• [STORED RECORDS]:
_____

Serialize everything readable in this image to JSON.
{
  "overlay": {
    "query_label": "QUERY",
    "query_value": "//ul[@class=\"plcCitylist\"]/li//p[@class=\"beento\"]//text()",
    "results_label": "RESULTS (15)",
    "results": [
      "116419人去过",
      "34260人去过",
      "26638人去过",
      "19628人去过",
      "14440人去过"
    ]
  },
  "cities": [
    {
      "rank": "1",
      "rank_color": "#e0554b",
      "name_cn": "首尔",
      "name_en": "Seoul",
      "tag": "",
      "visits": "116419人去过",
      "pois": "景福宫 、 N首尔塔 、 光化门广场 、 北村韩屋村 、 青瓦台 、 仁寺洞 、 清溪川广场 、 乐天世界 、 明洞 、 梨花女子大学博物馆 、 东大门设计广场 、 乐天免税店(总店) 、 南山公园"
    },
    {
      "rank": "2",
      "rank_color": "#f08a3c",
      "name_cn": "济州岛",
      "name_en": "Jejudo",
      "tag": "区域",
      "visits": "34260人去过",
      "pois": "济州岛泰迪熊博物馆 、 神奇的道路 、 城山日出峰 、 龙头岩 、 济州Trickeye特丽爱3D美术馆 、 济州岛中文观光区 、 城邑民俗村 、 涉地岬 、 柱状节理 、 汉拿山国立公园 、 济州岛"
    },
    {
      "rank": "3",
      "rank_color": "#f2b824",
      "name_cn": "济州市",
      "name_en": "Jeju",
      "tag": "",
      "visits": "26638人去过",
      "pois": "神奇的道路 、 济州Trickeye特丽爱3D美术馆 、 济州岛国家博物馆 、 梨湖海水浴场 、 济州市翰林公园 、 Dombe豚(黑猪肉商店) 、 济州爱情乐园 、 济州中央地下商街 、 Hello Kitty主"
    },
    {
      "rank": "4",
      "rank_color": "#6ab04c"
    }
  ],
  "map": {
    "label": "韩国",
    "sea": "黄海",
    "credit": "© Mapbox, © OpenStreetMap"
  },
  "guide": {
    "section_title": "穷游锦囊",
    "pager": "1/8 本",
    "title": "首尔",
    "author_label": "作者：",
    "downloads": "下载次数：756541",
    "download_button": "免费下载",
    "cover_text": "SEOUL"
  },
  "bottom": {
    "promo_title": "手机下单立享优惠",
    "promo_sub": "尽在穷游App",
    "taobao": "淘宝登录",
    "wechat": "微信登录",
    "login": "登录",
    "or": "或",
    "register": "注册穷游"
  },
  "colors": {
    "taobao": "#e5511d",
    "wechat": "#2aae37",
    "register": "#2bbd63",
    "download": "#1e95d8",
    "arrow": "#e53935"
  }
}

_____

• [YOUR TASK]: Copy out the whole listing exactly; please set it all down.

• [COMPLETE OUTPUT]:
Serialize everything readable in this image to JSON.
{
  "overlay": {
    "query_label": "QUERY",
    "query_value": "//ul[@class=\"plcCitylist\"]/li//p[@class=\"beento\"]//text()",
    "results_label": "RESULTS (15)",
    "results": [
      "116419人去过",
      "34260人去过",
      "26638人去过",
      "19628人去过",
      "14440人去过"
    ]
  },
  "cities": [
    {
      "rank": "1",
      "rank_color": "#e0554b",
      "name_cn": "首尔",
      "name_en": "Seoul",
      "tag": "",
      "visits": "116419人去过",
      "pois": "景福宫 、 N首尔塔 、 光化门广场 、 北村韩屋村 、 青瓦台 、 仁寺洞 、 清溪川广场 、 乐天世界 、 明洞 、 梨花女子大学博物馆 、 东大门设计广场 、 乐天免税店(总店) 、 南山公园"
    },
    {
      "rank": "2",
      "rank_color": "#f08a3c",
      "name_cn": "济州岛",
      "name_en": "Jejudo",
      "tag": "区域",
      "visits": "34260人去过",
      "pois": "济州岛泰迪熊博物馆 、 神奇的道路 、 城山日出峰 、 龙头岩 、 济州Trickeye特丽爱3D美术馆 、 济州岛中文观光区 、 城邑民俗村 、 涉地岬 、 柱状节理 、 汉拿山国立公园 、 济州岛"
    },
    {
      "rank": "3",
      "rank_color": "#f2b824",
      "name_cn": "济州市",
      "name_en": "Jeju",
      "tag": "",
      "visits": "26638人去过",
      "pois": "神奇的道路 、 济州Trickeye特丽爱3D美术馆 、 济州岛国家博物馆 、 梨湖海水浴场 、 济州市翰林公园 、 Dombe豚(黑猪肉商店) 、 济州爱情乐园 、 济州中央地下商街 、 Hello Kitty主"
    },
    {
      "rank": "4",
      "rank_color": "#6ab04c"
    }
  ],
  "map": {
    "label": "韩国",
    "sea": "黄海",
    "credit": "© Mapbox, © OpenStreetMap"
  },
  "guide": {
    "section_title": "穷游锦囊",
    "pager": "1/8 本",
    "title": "首尔",
    "author_label": "作者：",
    "downloads": "下载次数：756541",
    "download_button": "免费下载",
    "cover_text": "SEOUL"
  },
  "bottom": {
    "promo_title": "手机下单立享优惠",
    "promo_sub": "尽在穷游App",
    "taobao": "淘宝登录",
    "wechat": "微信登录",
    "login": "登录",
    "or": "或",
    "register": "注册穷游"
  },
  "colors": {
    "taobao": "#e5511d",
    "wechat": "#2aae37",
    "register": "#2bbd63",
    "download": "#1e95d8",
    "arrow": "#e53935"
  }
}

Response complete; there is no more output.